* [Data for this exercise]
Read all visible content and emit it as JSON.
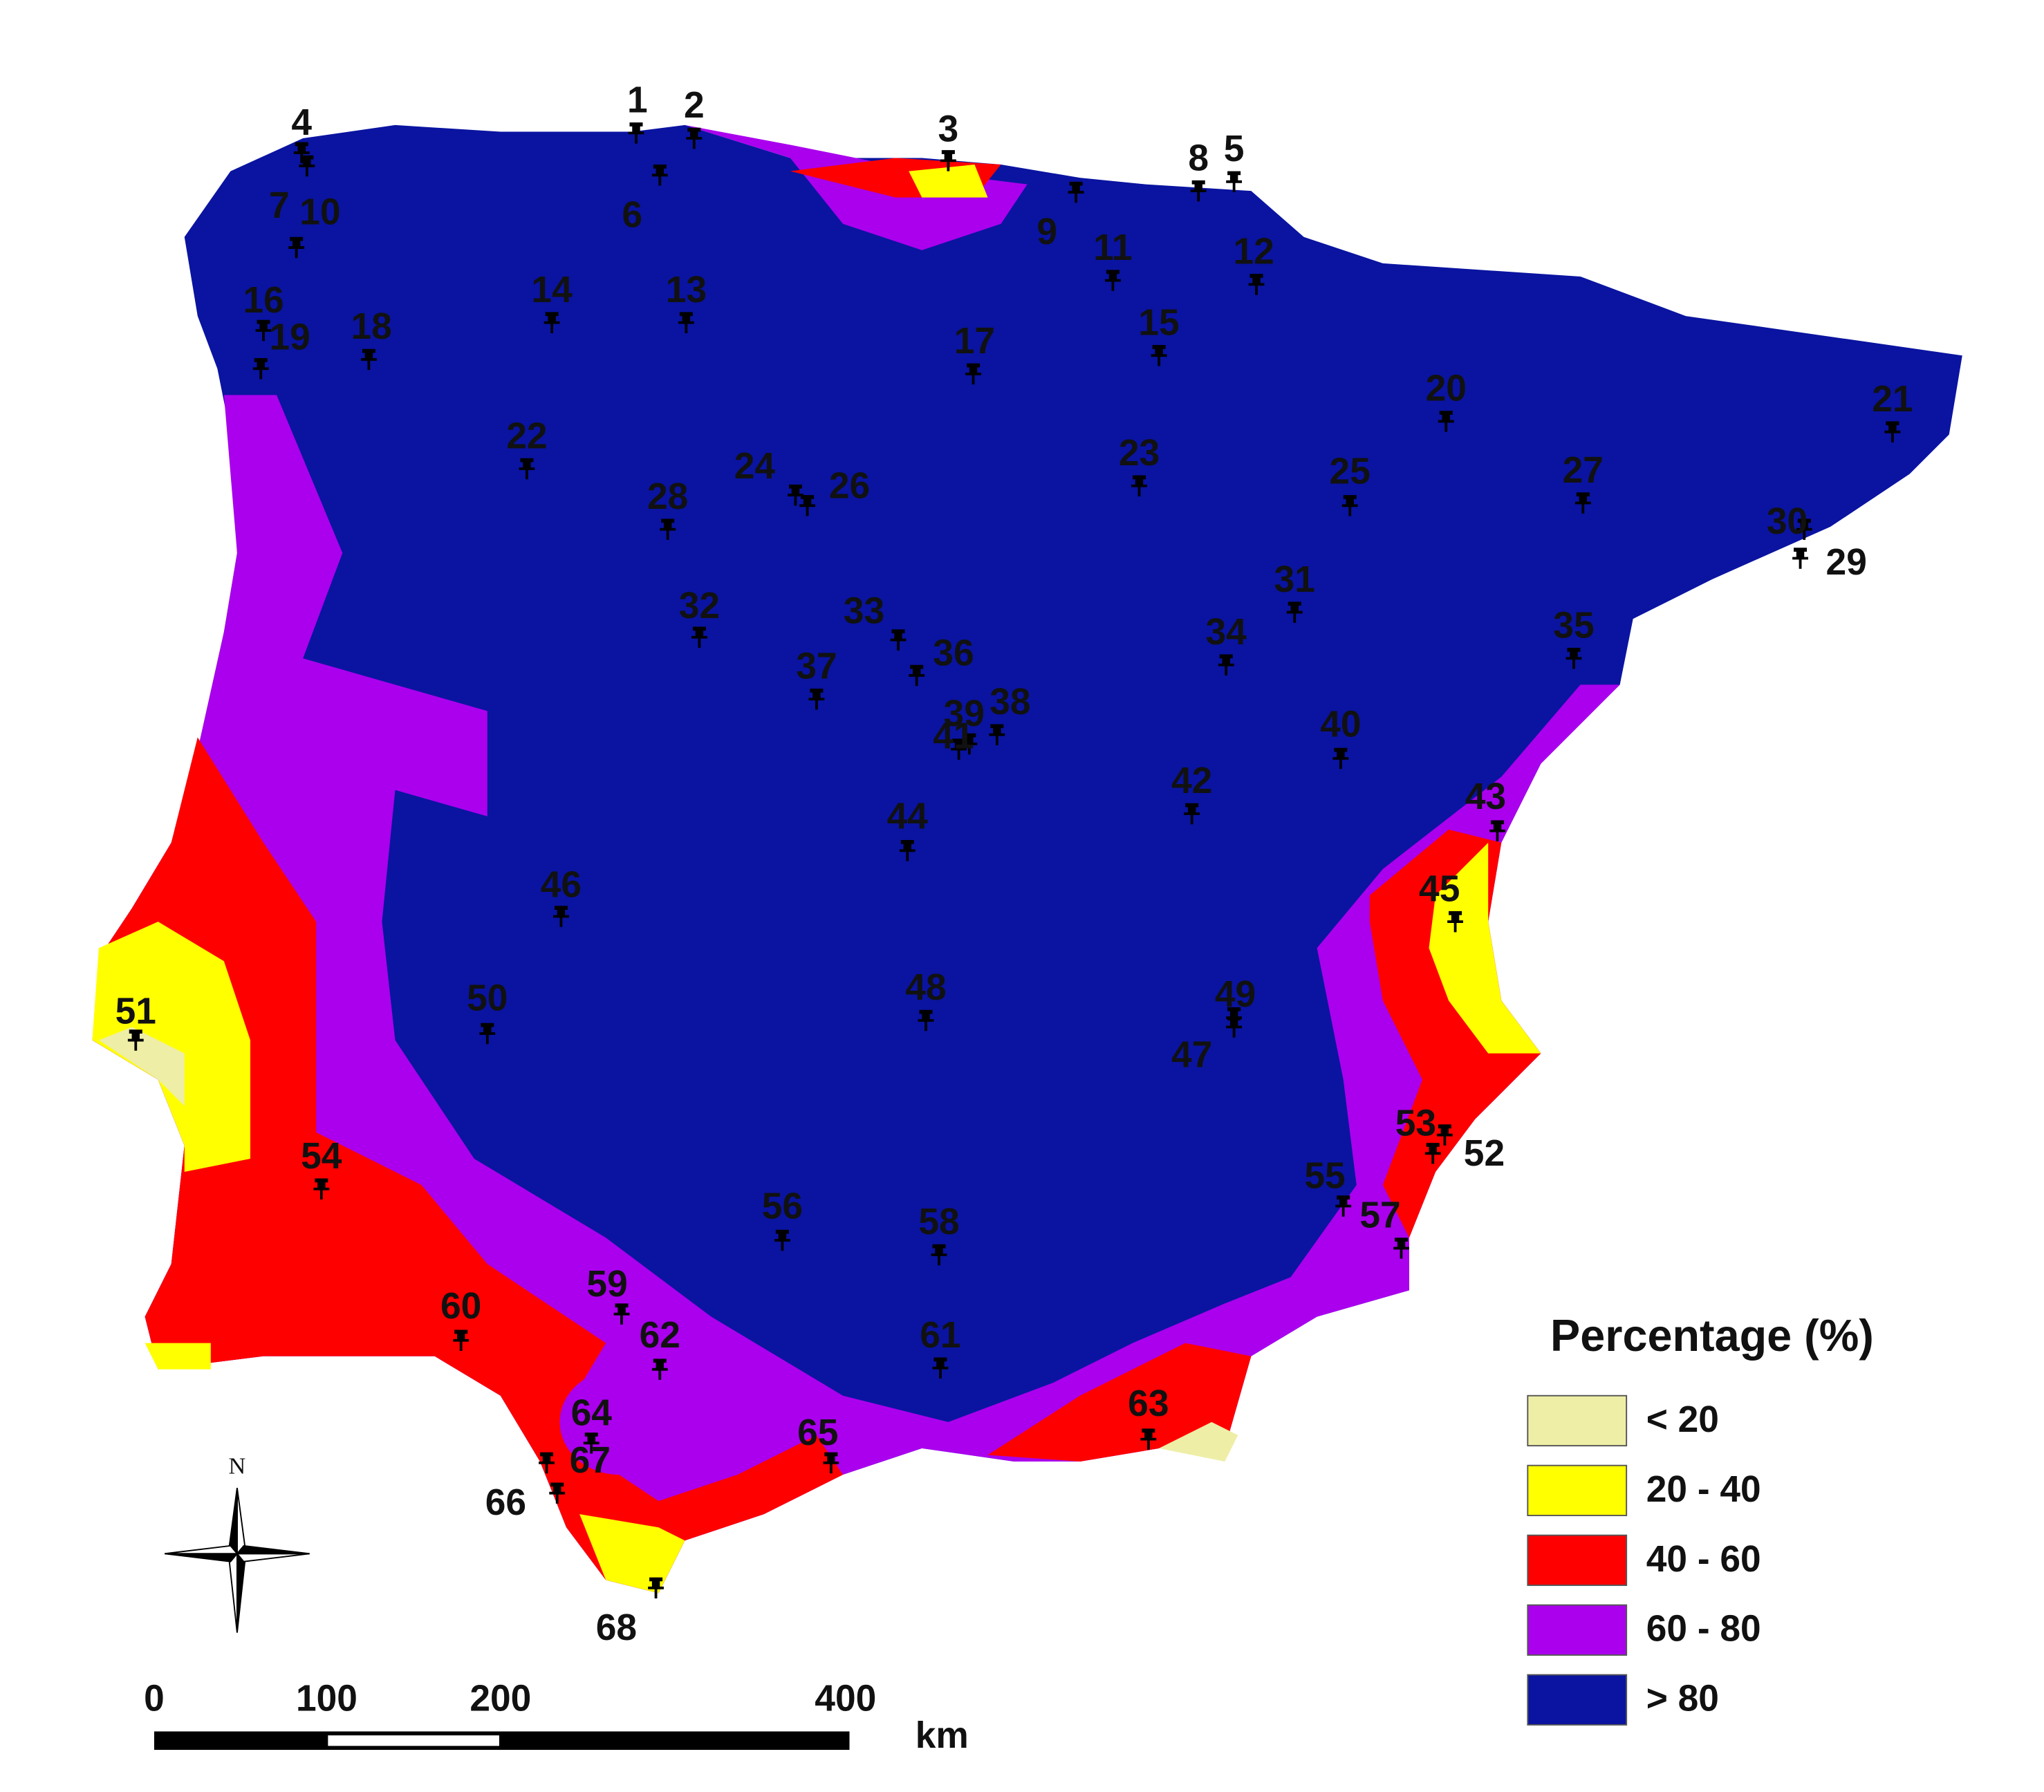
{
  "stations": {
    "labels": [
      "1",
      "2",
      "3",
      "4",
      "5",
      "6",
      "7",
      "8",
      "9",
      "10",
      "11",
      "12",
      "13",
      "14",
      "15",
      "16",
      "17",
      "18",
      "19",
      "20",
      "21",
      "22",
      "23",
      "24",
      "25",
      "26",
      "27",
      "28",
      "29",
      "30",
      "31",
      "32",
      "33",
      "34",
      "35",
      "36",
      "37",
      "38",
      "39",
      "40",
      "41",
      "42",
      "43",
      "44",
      "45",
      "46",
      "47",
      "48",
      "49",
      "50",
      "51",
      "52",
      "53",
      "54",
      "55",
      "56",
      "57",
      "58",
      "59",
      "60",
      "61",
      "62",
      "63",
      "64",
      "65",
      "66",
      "67",
      "68"
    ]
  },
  "legend": {
    "title": "Percentage (%)",
    "items": [
      {
        "label": "< 20",
        "color": "#eeeea6"
      },
      {
        "label": "20 - 40",
        "color": "#ffff00"
      },
      {
        "label": "40 - 60",
        "color": "#ff0000"
      },
      {
        "label": "60 - 80",
        "color": "#aa00ee"
      },
      {
        "label": "> 80",
        "color": "#0a14a0"
      }
    ]
  },
  "scale_bar": {
    "ticks": [
      "0",
      "100",
      "200",
      "400"
    ],
    "unit": "km"
  },
  "compass": {
    "label": "N"
  }
}
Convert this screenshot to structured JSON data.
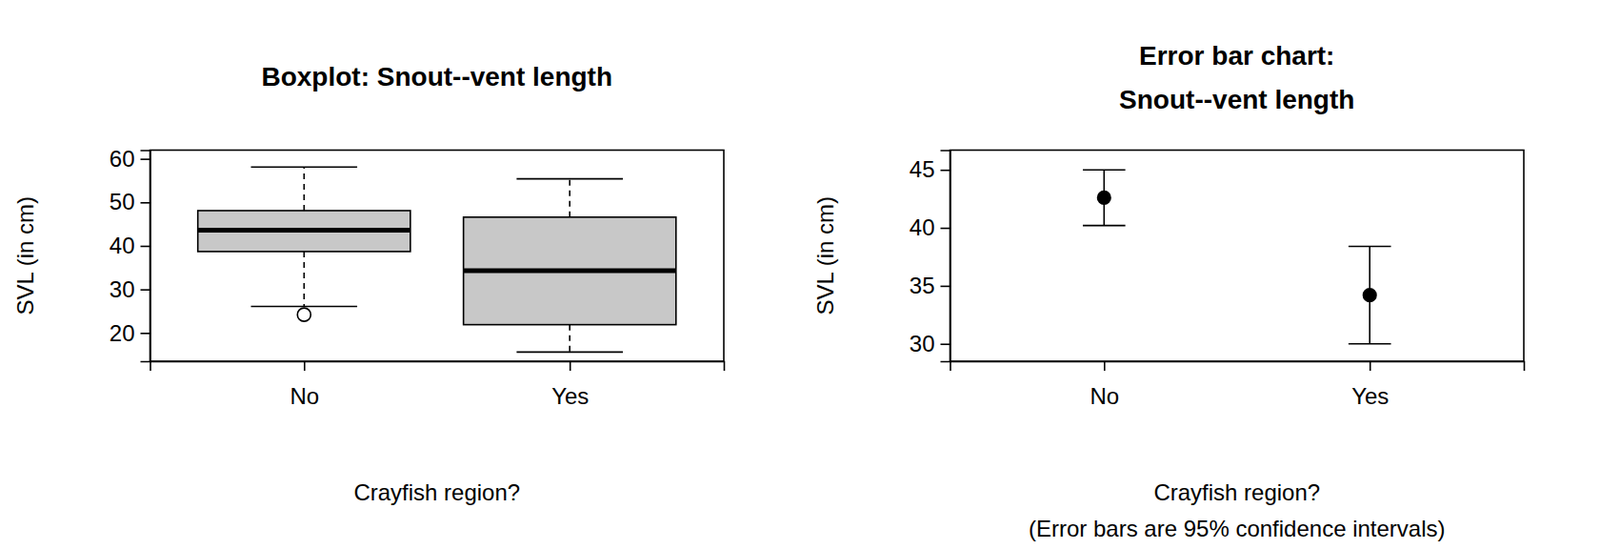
{
  "chart_data": [
    {
      "type": "boxplot",
      "title": "Boxplot: Snout--vent length",
      "xlabel": "Crayfish region?",
      "ylabel": "SVL (in cm)",
      "categories": [
        "No",
        "Yes"
      ],
      "whisker_low": [
        26.1,
        15.6
      ],
      "q1": [
        38.7,
        21.9
      ],
      "median": [
        43.6,
        34.3
      ],
      "q3": [
        48.1,
        46.6
      ],
      "whisker_high": [
        58.1,
        55.4
      ],
      "outliers": [
        [
          24.2
        ],
        []
      ],
      "ylim": [
        13.5,
        62
      ],
      "yticks": [
        20,
        30,
        40,
        50,
        60
      ],
      "color": "#c8c8c8"
    },
    {
      "type": "errorbar",
      "title": [
        "Error bar chart:",
        "Snout--vent length"
      ],
      "xlabel": "Crayfish region?",
      "caption": "(Error bars are 95% confidence intervals)",
      "ylabel": "SVL (in cm)",
      "categories": [
        "No",
        "Yes"
      ],
      "values": [
        42.6,
        34.2
      ],
      "lower": [
        40.2,
        30.0
      ],
      "upper": [
        45.0,
        38.4
      ],
      "ylim": [
        28.5,
        46.7
      ],
      "yticks": [
        30,
        35,
        40,
        45
      ],
      "color": "#000000",
      "marker": "circle"
    }
  ]
}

* [Problem description]
Pictures are not part of the copy; output everything else in the records exactly.

* [Problem solution]
Read all visible content and emit it as JSON.
{
  "stations": {
    "labels": [
      "1",
      "2",
      "3",
      "4",
      "5",
      "6",
      "7",
      "8",
      "9",
      "10",
      "11",
      "12",
      "13",
      "14",
      "15",
      "16",
      "17",
      "18",
      "19",
      "20",
      "21",
      "22",
      "23",
      "24",
      "25",
      "26",
      "27",
      "28",
      "29",
      "30",
      "31",
      "32",
      "33",
      "34",
      "35",
      "36",
      "37",
      "38",
      "39",
      "40",
      "41",
      "42",
      "43",
      "44",
      "45",
      "46",
      "47",
      "48",
      "49",
      "50",
      "51",
      "52",
      "53",
      "54",
      "55",
      "56",
      "57",
      "58",
      "59",
      "60",
      "61",
      "62",
      "63",
      "64",
      "65",
      "66",
      "67",
      "68"
    ]
  },
  "legend": {
    "title": "Percentage (%)",
    "items": [
      {
        "label": "< 20",
        "color": "#eeeea6"
      },
      {
        "label": "20 - 40",
        "color": "#ffff00"
      },
      {
        "label": "40 - 60",
        "color": "#ff0000"
      },
      {
        "label": "60 - 80",
        "color": "#aa00ee"
      },
      {
        "label": "> 80",
        "color": "#0a14a0"
      }
    ]
  },
  "scale_bar": {
    "ticks": [
      "0",
      "100",
      "200",
      "400"
    ],
    "unit": "km"
  },
  "compass": {
    "label": "N"
  }
}
Convert this screenshot to structured JSON data.
{
  "chart_data": [
    {
      "type": "boxplot",
      "title": "Boxplot: Snout--vent length",
      "xlabel": "Crayfish region?",
      "ylabel": "SVL (in cm)",
      "categories": [
        "No",
        "Yes"
      ],
      "whisker_low": [
        26.1,
        15.6
      ],
      "q1": [
        38.7,
        21.9
      ],
      "median": [
        43.6,
        34.3
      ],
      "q3": [
        48.1,
        46.6
      ],
      "whisker_high": [
        58.1,
        55.4
      ],
      "outliers": [
        [
          24.2
        ],
        []
      ],
      "ylim": [
        13.5,
        62
      ],
      "yticks": [
        20,
        30,
        40,
        50,
        60
      ],
      "color": "#c8c8c8"
    },
    {
      "type": "errorbar",
      "title": [
        "Error bar chart:",
        "Snout--vent length"
      ],
      "xlabel": "Crayfish region?",
      "caption": "(Error bars are 95% confidence intervals)",
      "ylabel": "SVL (in cm)",
      "categories": [
        "No",
        "Yes"
      ],
      "values": [
        42.6,
        34.2
      ],
      "lower": [
        40.2,
        30.0
      ],
      "upper": [
        45.0,
        38.4
      ],
      "ylim": [
        28.5,
        46.7
      ],
      "yticks": [
        30,
        35,
        40,
        45
      ],
      "color": "#000000",
      "marker": "circle"
    }
  ]
}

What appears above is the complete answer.